# Task statement:
Select the lines that contain "główki" and copy each of them.

[START OF Dataset records]

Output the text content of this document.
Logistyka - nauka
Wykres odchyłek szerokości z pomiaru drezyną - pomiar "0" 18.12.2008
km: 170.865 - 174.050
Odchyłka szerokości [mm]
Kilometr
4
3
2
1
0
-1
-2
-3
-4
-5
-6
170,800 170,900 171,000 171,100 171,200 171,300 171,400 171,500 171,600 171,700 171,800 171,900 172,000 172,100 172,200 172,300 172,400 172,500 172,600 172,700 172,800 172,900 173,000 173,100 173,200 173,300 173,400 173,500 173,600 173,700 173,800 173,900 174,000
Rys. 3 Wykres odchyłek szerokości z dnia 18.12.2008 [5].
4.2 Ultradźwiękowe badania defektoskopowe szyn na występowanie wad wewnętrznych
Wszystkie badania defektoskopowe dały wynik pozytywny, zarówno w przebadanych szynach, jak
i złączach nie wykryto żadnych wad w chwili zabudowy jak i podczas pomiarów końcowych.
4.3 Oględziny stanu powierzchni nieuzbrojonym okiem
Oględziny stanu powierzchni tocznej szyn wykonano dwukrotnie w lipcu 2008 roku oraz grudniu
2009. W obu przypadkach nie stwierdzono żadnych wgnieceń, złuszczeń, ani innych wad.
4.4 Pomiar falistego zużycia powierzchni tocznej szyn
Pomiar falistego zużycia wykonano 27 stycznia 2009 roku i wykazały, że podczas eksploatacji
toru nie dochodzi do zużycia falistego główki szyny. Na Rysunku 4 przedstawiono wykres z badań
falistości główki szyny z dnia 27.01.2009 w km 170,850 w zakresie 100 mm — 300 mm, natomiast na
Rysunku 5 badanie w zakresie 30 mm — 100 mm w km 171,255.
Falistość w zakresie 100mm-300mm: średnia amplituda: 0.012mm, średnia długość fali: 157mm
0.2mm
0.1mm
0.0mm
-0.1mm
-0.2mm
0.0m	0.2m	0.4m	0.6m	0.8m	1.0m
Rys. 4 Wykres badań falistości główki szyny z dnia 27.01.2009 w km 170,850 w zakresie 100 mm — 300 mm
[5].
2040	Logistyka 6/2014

[END OF Dataset records]

# The result:
toru nie dochodzi do zużycia falistego główki szyny. Na Rysunku 4 przedstawiono wykres z badań
falistości główki szyny z dnia 27.01.2009 w km 170,850 w zakresie 100 mm — 300 mm, natomiast na
Rys. 4 Wykres badań falistości główki szyny z dnia 27.01.2009 w km 170,850 w zakresie 100 mm — 300 mm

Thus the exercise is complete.